**PROBLEM**
Look for the string "structured" in the lines and copy each line that has it.

>> begin EXERCISE INPUTS

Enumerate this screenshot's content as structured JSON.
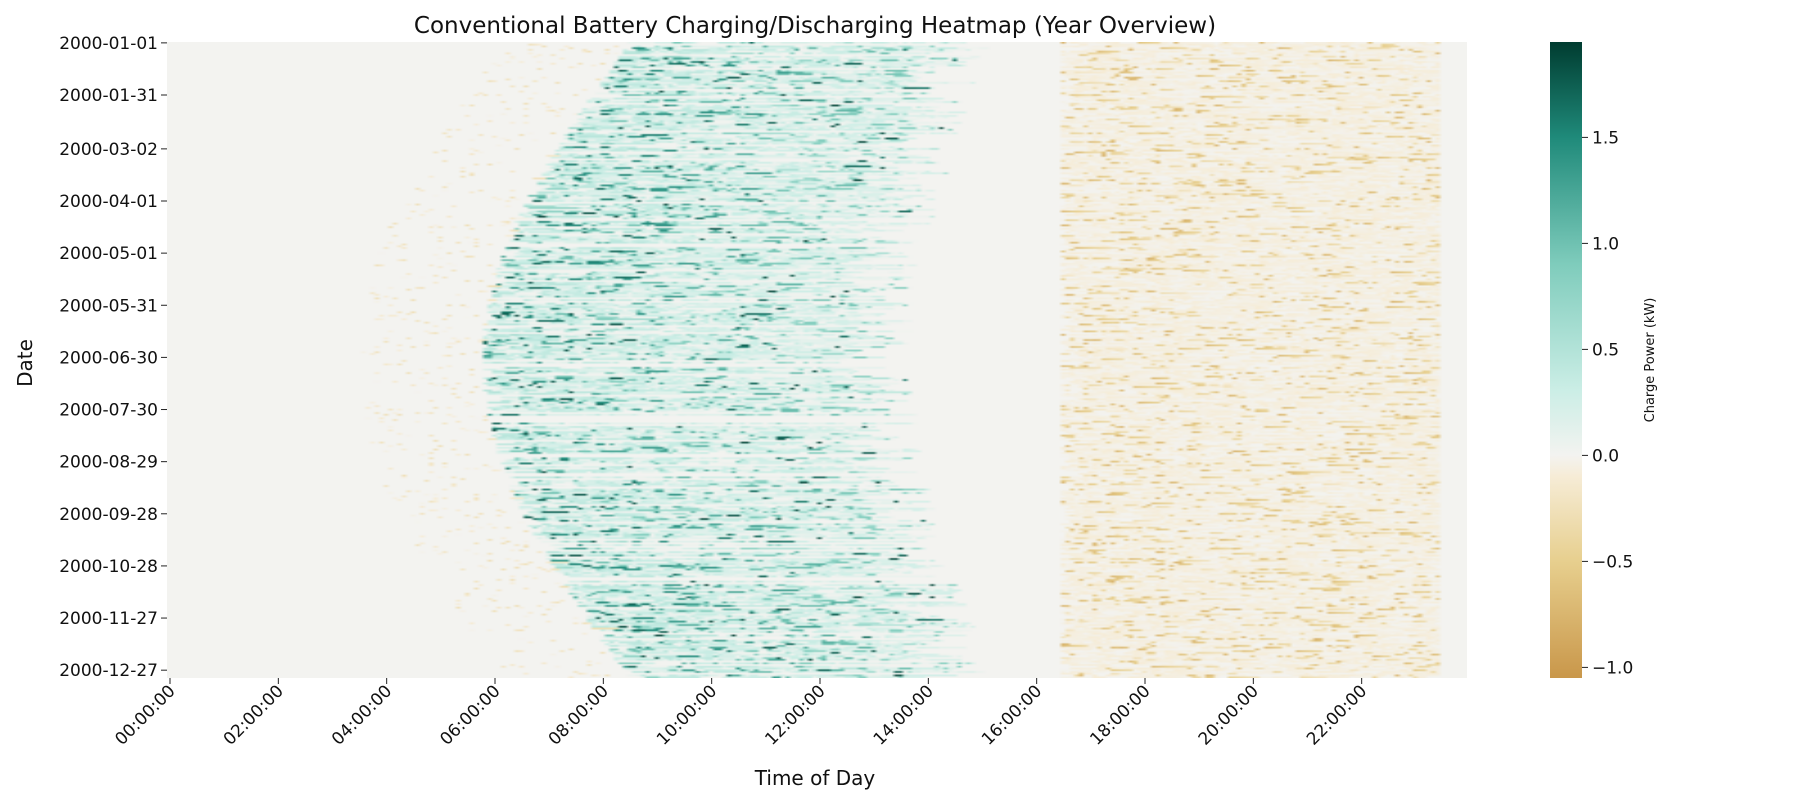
{
  "chart_data": {
    "type": "heatmap",
    "title": "Conventional Battery Charging/Discharging Heatmap (Year Overview)",
    "xlabel": "Time of Day",
    "ylabel": "Date",
    "x_tick_labels": [
      "00:00:00",
      "02:00:00",
      "04:00:00",
      "06:00:00",
      "08:00:00",
      "10:00:00",
      "12:00:00",
      "14:00:00",
      "16:00:00",
      "18:00:00",
      "20:00:00",
      "22:00:00"
    ],
    "x_tick_hours": [
      0,
      2,
      4,
      6,
      8,
      10,
      12,
      14,
      16,
      18,
      20,
      22
    ],
    "x_range_hours": [
      0,
      24
    ],
    "y_tick_labels": [
      "2000-01-01",
      "2000-01-31",
      "2000-03-02",
      "2000-04-01",
      "2000-05-01",
      "2000-05-31",
      "2000-06-30",
      "2000-07-30",
      "2000-08-29",
      "2000-09-28",
      "2000-10-28",
      "2000-11-27",
      "2000-12-27"
    ],
    "y_tick_days": [
      0,
      30,
      61,
      91,
      121,
      151,
      181,
      211,
      241,
      271,
      301,
      331,
      361
    ],
    "days": 366,
    "colorbar": {
      "label": "Charge Power (kW)",
      "min": -1.05,
      "max": 1.95,
      "tick_labels": [
        "1.5",
        "1.0",
        "0.5",
        "0.0",
        "−0.5",
        "−1.0"
      ],
      "tick_values": [
        1.5,
        1.0,
        0.5,
        0.0,
        -0.5,
        -1.0
      ],
      "stops": [
        {
          "v": -1.05,
          "color": "#c9974a"
        },
        {
          "v": -0.5,
          "color": "#e7cf8e"
        },
        {
          "v": -0.1,
          "color": "#f6ecd6"
        },
        {
          "v": 0.0,
          "color": "#f3f3f0"
        },
        {
          "v": 0.3,
          "color": "#cceee6"
        },
        {
          "v": 0.9,
          "color": "#7fccbc"
        },
        {
          "v": 1.5,
          "color": "#1f8a7a"
        },
        {
          "v": 1.95,
          "color": "#003c30"
        }
      ]
    },
    "description_values": {
      "night_hours_value_kW": 0.0,
      "typical_daytime_charge_kW": [
        0.5,
        1.0
      ],
      "peak_charge_kW": 1.95,
      "evening_discharge_kW": [
        -0.1,
        -0.6
      ],
      "min_discharge_kW": -1.05
    }
  }
}
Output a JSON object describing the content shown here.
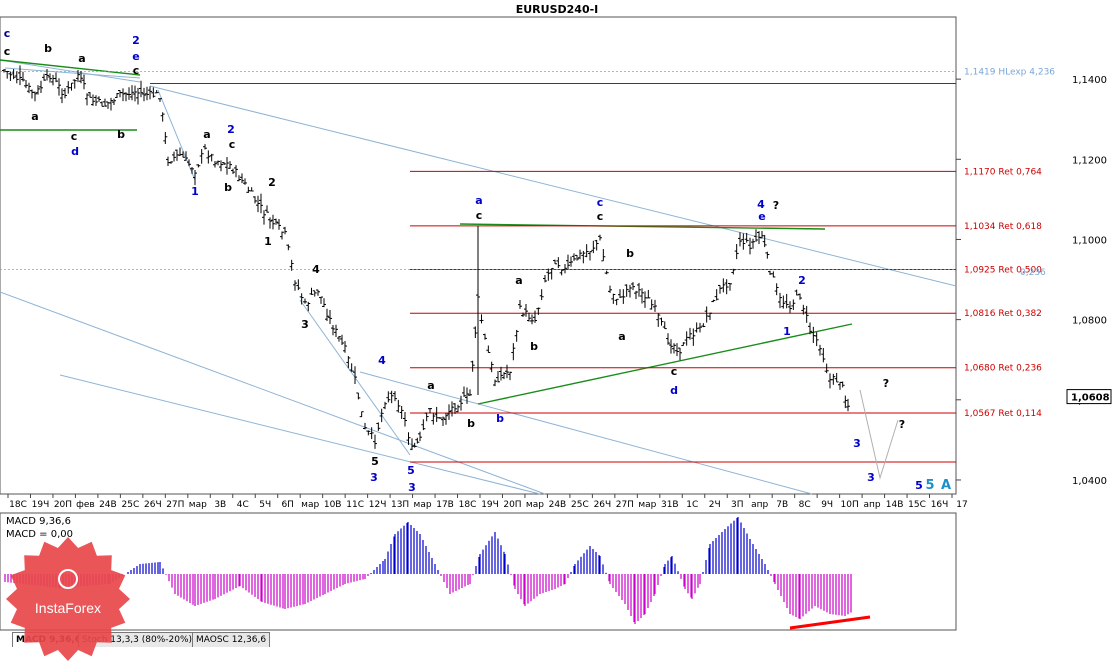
{
  "chart_data": {
    "type": "candlestick",
    "title": "EURUSD240-I",
    "symbol": "EURUSD",
    "timeframe": "H4",
    "current_price": "1,0608",
    "y_ticks": [
      "1,1400",
      "1,1200",
      "1,1000",
      "1,0800",
      "1,0600",
      "1,0400"
    ],
    "y_tick_values": [
      1.14,
      1.12,
      1.1,
      1.08,
      1.06,
      1.04
    ],
    "ylim": [
      1.0365,
      1.1555
    ],
    "x_ticks": [
      "18С",
      "19Ч",
      "20П",
      "фев",
      "24В",
      "25С",
      "26Ч",
      "27П",
      "мар",
      "3В",
      "4С",
      "5Ч",
      "6П",
      "мар",
      "10В",
      "11С",
      "12Ч",
      "13П",
      "мар",
      "17В",
      "18С",
      "19Ч",
      "20П",
      "мар",
      "24В",
      "25С",
      "26Ч",
      "27П",
      "мар",
      "31В",
      "1С",
      "2Ч",
      "3П",
      "апр",
      "7В",
      "8С",
      "9Ч",
      "10П",
      "апр",
      "14В",
      "15С",
      "16Ч",
      "17"
    ],
    "fib_levels": [
      {
        "label": "1,1419 HLexp 4,236",
        "value": 1.1419,
        "color": "#7aa6d6"
      },
      {
        "label": "1,1170 Ret 0,764",
        "value": 1.117,
        "color": "#cc0000"
      },
      {
        "label": "1,1034 Ret 0,618",
        "value": 1.1034,
        "color": "#cc0000"
      },
      {
        "label": "1,0925 Ret 0,500",
        "value": 1.0925,
        "color": "#cc0000"
      },
      {
        "label": "1,0816 Ret 0,382",
        "value": 1.0816,
        "color": "#cc0000"
      },
      {
        "label": "1,0680 Ret 0,236",
        "value": 1.068,
        "color": "#cc0000"
      },
      {
        "label": "1,0567 Ret 0,114",
        "value": 1.0567,
        "color": "#cc0000"
      }
    ],
    "overlap_label_fragment": "0,236",
    "wave_labels": [
      {
        "text": "c",
        "color": "#00008b"
      },
      {
        "text": "c",
        "color": "#000000"
      },
      {
        "text": "b",
        "color": "#000000"
      },
      {
        "text": "a",
        "color": "#000000"
      },
      {
        "text": "2",
        "color": "#0000cc"
      },
      {
        "text": "e",
        "color": "#0000cc"
      },
      {
        "text": "c",
        "color": "#000000"
      },
      {
        "text": "a",
        "color": "#000000"
      },
      {
        "text": "c",
        "color": "#000000"
      },
      {
        "text": "b",
        "color": "#000000"
      },
      {
        "text": "d",
        "color": "#0000cc"
      },
      {
        "text": "a",
        "color": "#000000"
      },
      {
        "text": "2",
        "color": "#0000cc"
      },
      {
        "text": "c",
        "color": "#000000"
      },
      {
        "text": "1",
        "color": "#0000cc"
      },
      {
        "text": "b",
        "color": "#000000"
      },
      {
        "text": "2",
        "color": "#000000"
      },
      {
        "text": "1",
        "color": "#000000"
      },
      {
        "text": "4",
        "color": "#000000"
      },
      {
        "text": "3",
        "color": "#000000"
      },
      {
        "text": "4",
        "color": "#0000cc"
      },
      {
        "text": "5",
        "color": "#000000"
      },
      {
        "text": "3",
        "color": "#0000cc"
      },
      {
        "text": "5",
        "color": "#0000cc"
      },
      {
        "text": "3",
        "color": "#0000cc"
      },
      {
        "text": "a",
        "color": "#000000"
      },
      {
        "text": "b",
        "color": "#000000"
      },
      {
        "text": "b",
        "color": "#0000cc"
      },
      {
        "text": "a",
        "color": "#0000cc"
      },
      {
        "text": "c",
        "color": "#000000"
      },
      {
        "text": "a",
        "color": "#000000"
      },
      {
        "text": "b",
        "color": "#000000"
      },
      {
        "text": "c",
        "color": "#0000cc"
      },
      {
        "text": "c",
        "color": "#000000"
      },
      {
        "text": "b",
        "color": "#000000"
      },
      {
        "text": "a",
        "color": "#000000"
      },
      {
        "text": "c",
        "color": "#000000"
      },
      {
        "text": "d",
        "color": "#0000cc"
      },
      {
        "text": "4",
        "color": "#0000cc"
      },
      {
        "text": "?",
        "color": "#000000"
      },
      {
        "text": "e",
        "color": "#0000cc"
      },
      {
        "text": "2",
        "color": "#0000cc"
      },
      {
        "text": "1",
        "color": "#0000cc"
      },
      {
        "text": "?",
        "color": "#000000"
      },
      {
        "text": "?",
        "color": "#000000"
      },
      {
        "text": "3",
        "color": "#0000cc"
      },
      {
        "text": "3",
        "color": "#0000cc"
      },
      {
        "text": "5",
        "color": "#0000cc"
      },
      {
        "text": "5",
        "color": "#1e90c8"
      },
      {
        "text": "A",
        "color": "#1e90c8"
      }
    ],
    "macd": {
      "label": "MACD 9,36,6",
      "value_label": "MACD = 0,00",
      "pos_color": "#0000cc",
      "neg_color": "#cc00cc",
      "divergence_color": "#ff0000"
    }
  },
  "tabs": [
    {
      "label": "MACD 9,36,6"
    },
    {
      "label": "Stoch 13,3,3 (80%-20%)"
    },
    {
      "label": "MAOSC 12,36,6"
    }
  ],
  "logo": {
    "text": "InstaForex",
    "color": "#e8474a"
  }
}
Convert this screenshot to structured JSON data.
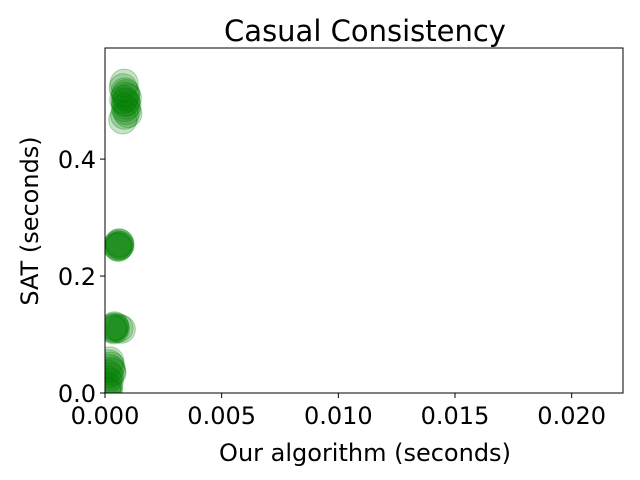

>> end EXERCISE INPUTS

**WRITTEN REPLY**
Enumerate this screenshot's content as structured JSON.
Convert this screenshot to structured JSON data.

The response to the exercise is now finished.